◆ Required work ◆
Locate the string "term" in the listing below. Copy every line where it is found.
>> START Provided data
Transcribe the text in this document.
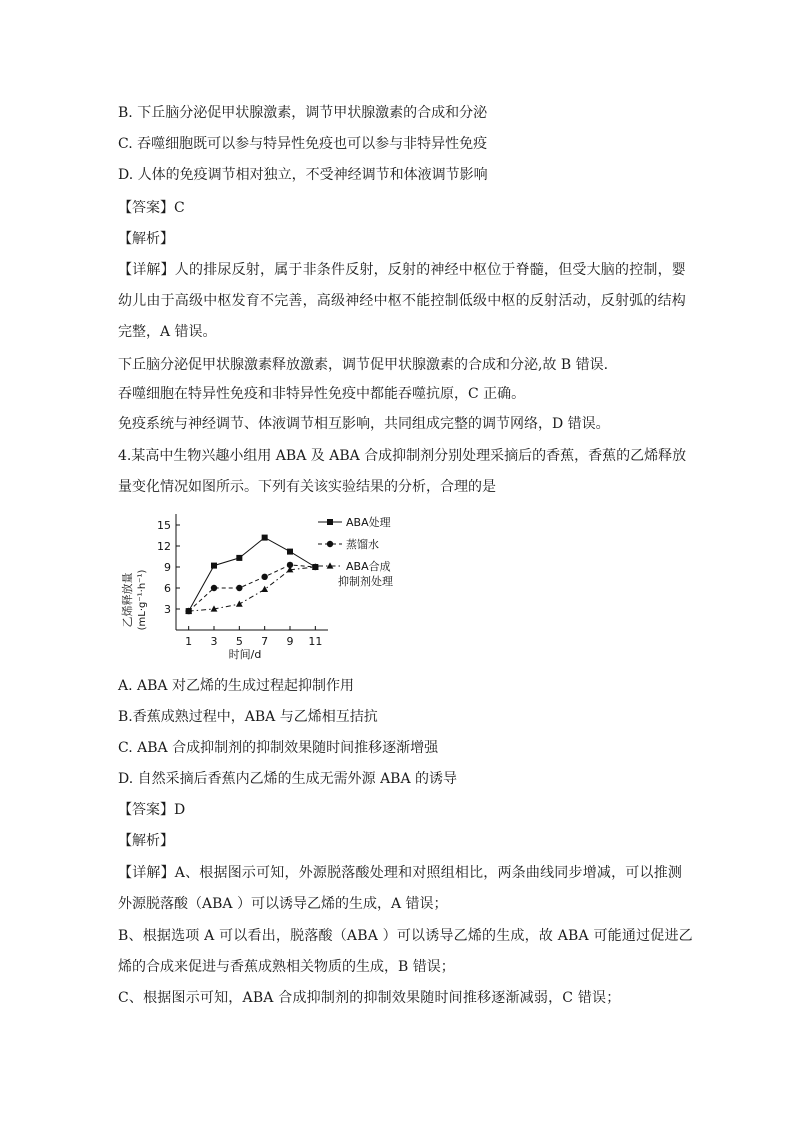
B. 下丘脑分泌促甲状腺激素，调节甲状腺激素的合成和分泌
C. 吞噬细胞既可以参与特异性免疫也可以参与非特异性免疫
D. 人体的免疫调节相对独立，不受神经调节和体液调节影响
【答案】C
【解析】
【详解】人的排尿反射，属于非条件反射，反射的神经中枢位于脊髓，但受大脑的控制，婴
幼儿由于高级中枢发育不完善，高级神经中枢不能控制低级中枢的反射活动，反射弧的结构
完整，A 错误。
下丘脑分泌促甲状腺激素释放激素，调节促甲状腺激素的合成和分泌,故 B 错误.
吞噬细胞在特异性免疫和非特异性免疫中都能吞噬抗原，C 正确。
免疫系统与神经调节、体液调节相互影响，共同组成完整的调节网络，D 错误。
4.某高中生物兴趣小组用 ABA 及 ABA 合成抑制剂分别处理采摘后的香蕉，香蕉的乙烯释放
量变化情况如图所示。下列有关该实验结果的分析，合理的是
3
6
9
12
15
1 3 5 7 9 11
ABA处理
蒸馏水
ABA合成
抑制剂处理
乙烯释放量 (mL·g⁻¹·h⁻¹)
时间/d
A. ABA 对乙烯的生成过程起抑制作用
B.香蕉成熟过程中，ABA 与乙烯相互拮抗
C. ABA 合成抑制剂的抑制效果随时间推移逐渐增强
D. 自然采摘后香蕉内乙烯的生成无需外源 ABA 的诱导
【答案】D
【解析】
【详解】A、根据图示可知，外源脱落酸处理和对照组相比，两条曲线同步增减，可以推测
外源脱落酸（ABA ）可以诱导乙烯的生成，A 错误；
B、根据选项 A 可以看出，脱落酸（ABA ）可以诱导乙烯的生成，故 ABA 可能通过促进乙
烯的合成来促进与香蕉成熟相关物质的生成，B 错误；
C、根据图示可知，ABA 合成抑制剂的抑制效果随时间推移逐渐减弱，C 错误；
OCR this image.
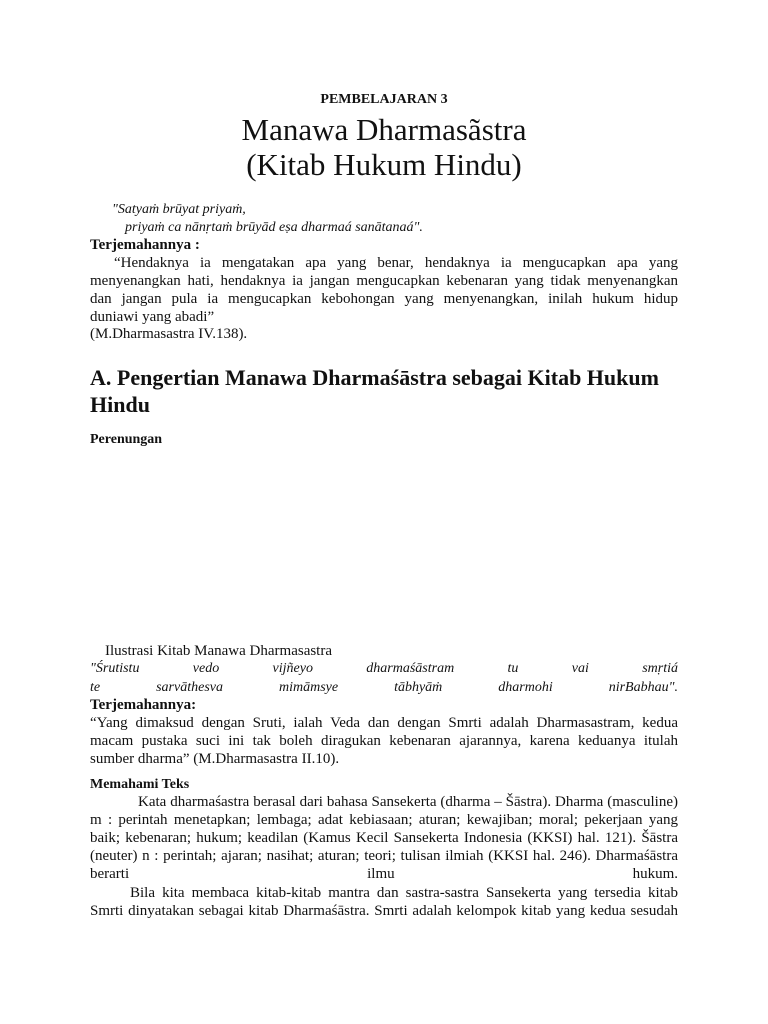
PEMBELAJARAN 3
Manawa Dharmasãstra
(Kitab Hukum Hindu)
"Satyaṁ brūyat priyaṁ,
priyaṁ ca nānṛtaṁ brūyād eṣa dharmaá sanātanaá".
Terjemahannya :
“Hendaknya ia mengatakan apa yang benar, hendaknya ia mengucapkan apa yang
menyenangkan hati, hendaknya ia jangan mengucapkan kebenaran yang tidak menyenangkan
dan jangan pula ia mengucapkan kebohongan yang menyenangkan, inilah hukum hidup
duniawi yang abadi”
(M.Dharmasastra IV.138).
A. Pengertian Manawa Dharmaśāstra sebagai Kitab Hukum
Hindu
Perenungan
Ilustrasi Kitab Manawa Dharmasastra
"Śrutistu vedo vijñeyo dharmaśāstram tu vai smṛtiá
te sarvāthesva mimāmsye tābhyāṁ dharmohi nirBabhau".
Terjemahannya:
“Yang dimaksud dengan Sruti, ialah Veda dan dengan Smrti adalah Dharmasastram, kedua
macam pustaka suci ini tak boleh diragukan kebenaran ajarannya, karena keduanya itulah
sumber dharma” (M.Dharmasastra II.10).
Memahami Teks
Kata dharmaśastra berasal dari bahasa Sansekerta (dharma – Šāstra). Dharma (masculine)
m : perintah menetapkan; lembaga; adat kebiasaan; aturan; kewajiban; moral; pekerjaan yang
baik; kebenaran; hukum; keadilan (Kamus Kecil Sansekerta Indonesia (KKSI) hal. 121). Šāstra
(neuter) n : perintah; ajaran; nasihat; aturan; teori; tulisan ilmiah (KKSI hal. 246). Dharmaśāstra
berarti ilmu hukum.
Bila kita membaca kitab-kitab mantra dan sastra-sastra Sansekerta yang tersedia kitab
Smrti dinyatakan sebagai kitab Dharmaśāstra. Smrti adalah kelompok kitab yang kedua sesudah
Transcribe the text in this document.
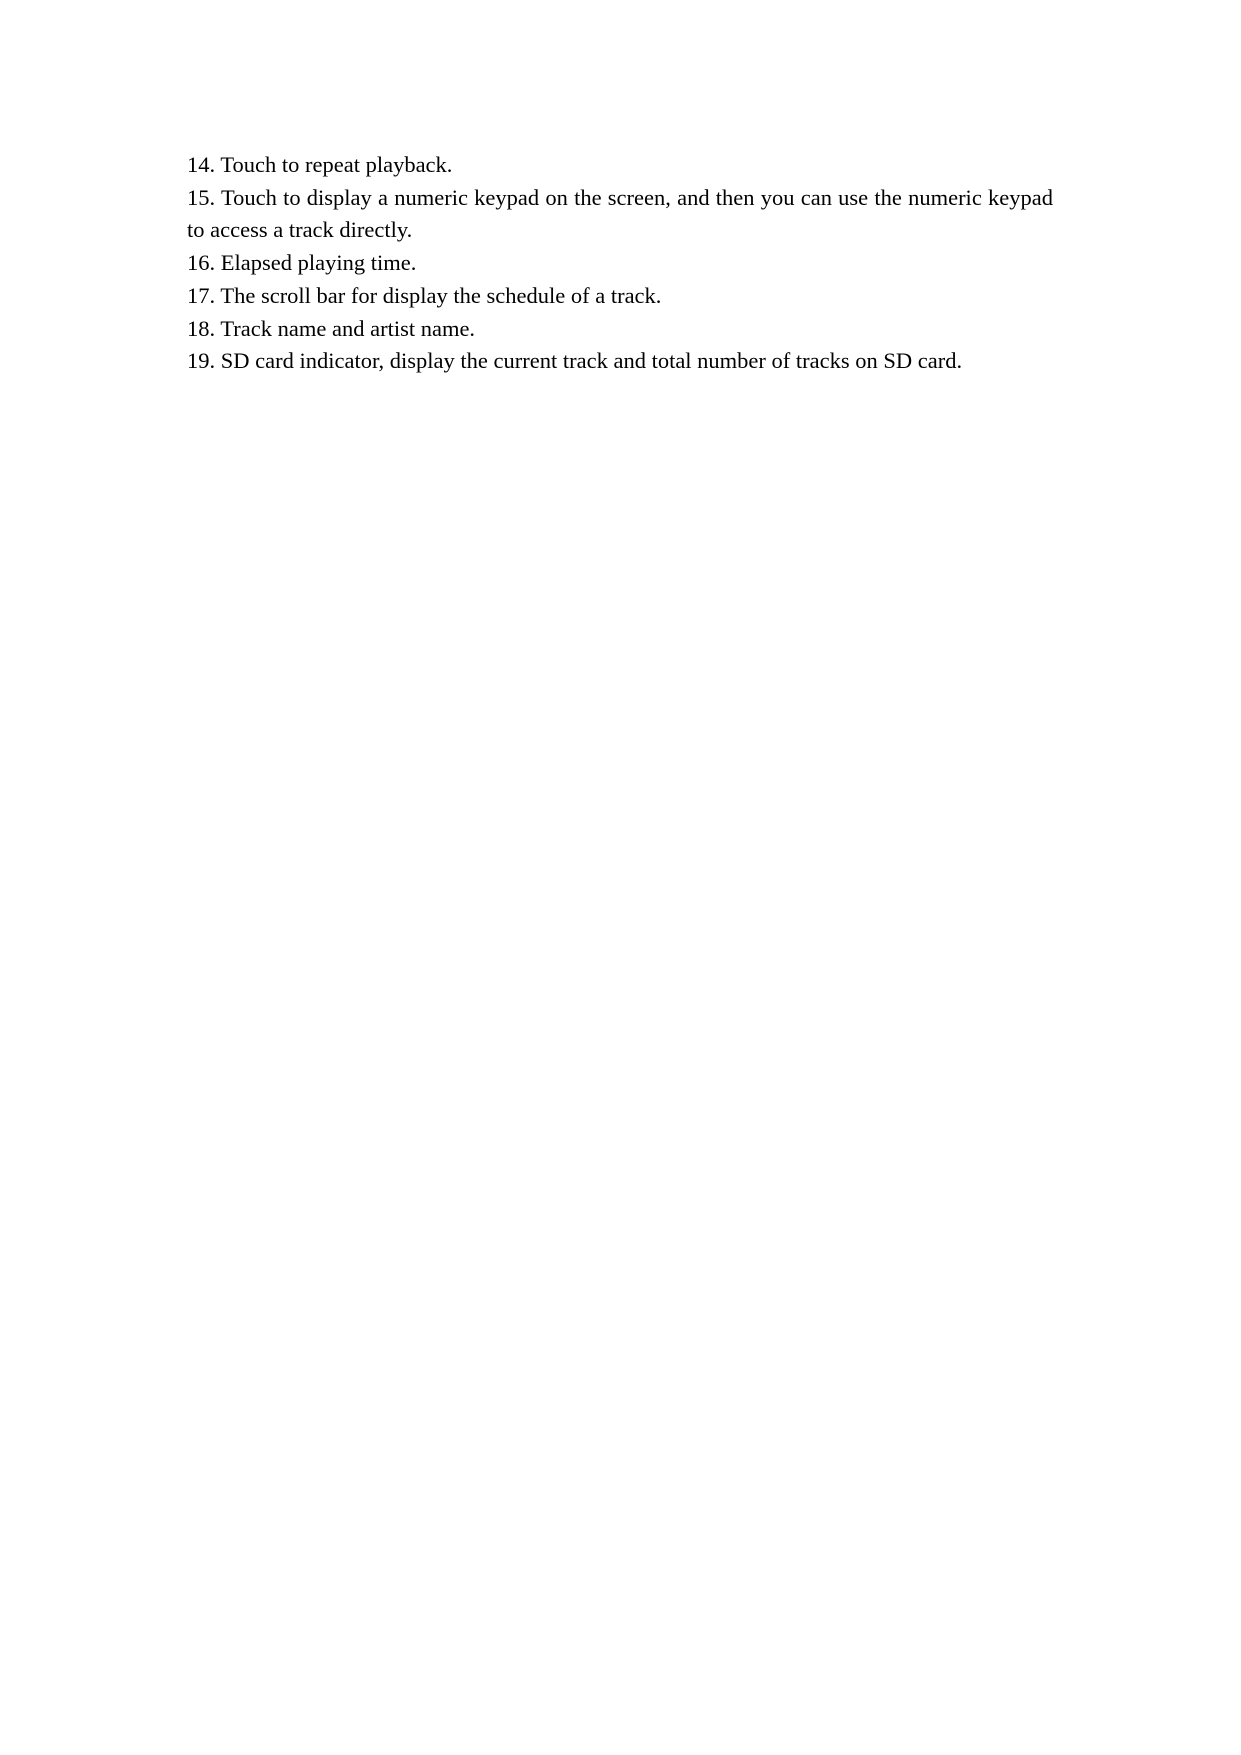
14. Touch to repeat playback.

15. Touch to display a numeric keypad on the screen, and then you can use the numeric keypad to access a track directly.

16. Elapsed playing time.

17. The scroll bar for display the schedule of a track.

18. Track name and artist name.

19. SD card indicator, display the current track and total number of tracks on SD card.
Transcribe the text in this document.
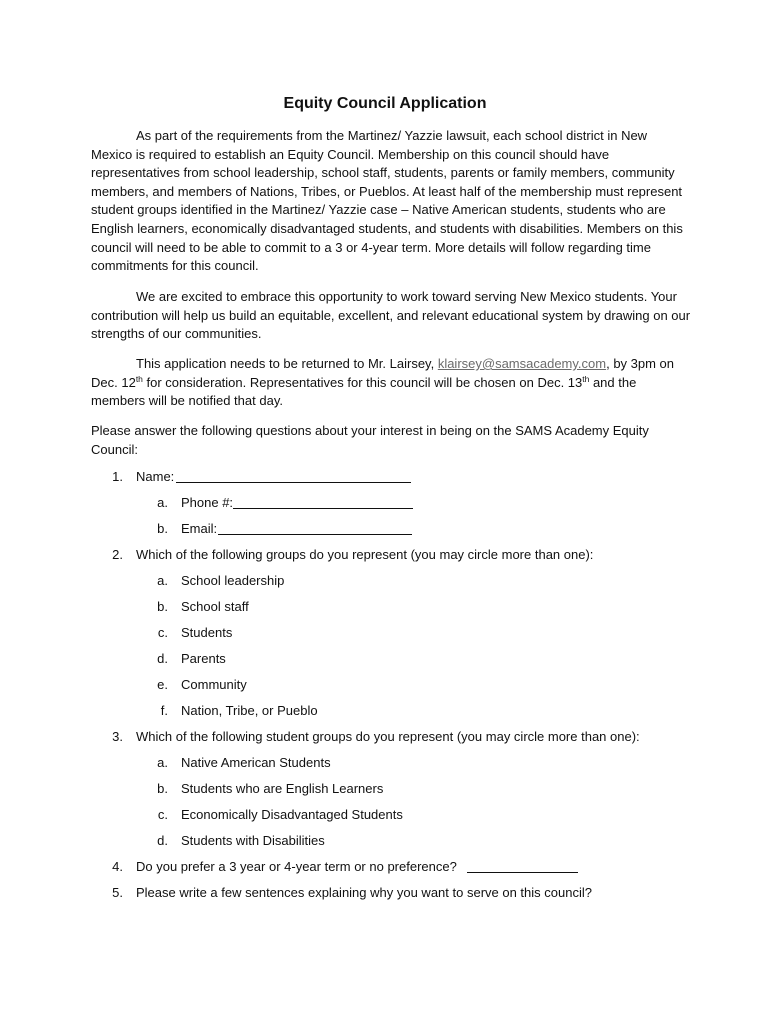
Equity Council Application

As part of the requirements from the Martinez/ Yazzie lawsuit, each school district in New Mexico is required to establish an Equity Council. Membership on this council should have representatives from school leadership, school staff, students, parents or family members, community members, and members of Nations, Tribes, or Pueblos. At least half of the membership must represent student groups identified in the Martinez/ Yazzie case – Native American students, students who are English learners, economically disadvantaged students, and students with disabilities. Members on this council will need to be able to commit to a 3 or 4-year term. More details will follow regarding time commitments for this council.

We are excited to embrace this opportunity to work toward serving New Mexico students. Your contribution will help us build an equitable, excellent, and relevant educational system by drawing on our strengths of our communities.

This application needs to be returned to Mr. Lairsey, klairsey@samsacademy.com, by 3pm on Dec. 12th for consideration. Representatives for this council will be chosen on Dec. 13th and the members will be notified that day.

Please answer the following questions about your interest in being on the SAMS Academy Equity Council:

1. Name:
a. Phone #:
b. Email:
2. Which of the following groups do you represent (you may circle more than one):
a. School leadership
b. School staff
c. Students
d. Parents
e. Community
f. Nation, Tribe, or Pueblo
3. Which of the following student groups do you represent (you may circle more than one):
a. Native American Students
b. Students who are English Learners
c. Economically Disadvantaged Students
d. Students with Disabilities
4. Do you prefer a 3 year or 4-year term or no preference?
5. Please write a few sentences explaining why you want to serve on this council?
>> END Provided data
◆ Solution for this task ◆
As part of the requirements from the Martinez/ Yazzie lawsuit, each school district in New Mexico is required to establish an Equity Council. Membership on this council should have representatives from school leadership, school staff, students, parents or family members, community members, and members of Nations, Tribes, or Pueblos. At least half of the membership must represent student groups identified in the Martinez/ Yazzie case – Native American students, students who are English learners, economically disadvantaged students, and students with disabilities. Members on this council will need to be able to commit to a 3 or 4-year term. More details will follow regarding time commitments for this council.
4. Do you prefer a 3 year or 4-year term or no preference?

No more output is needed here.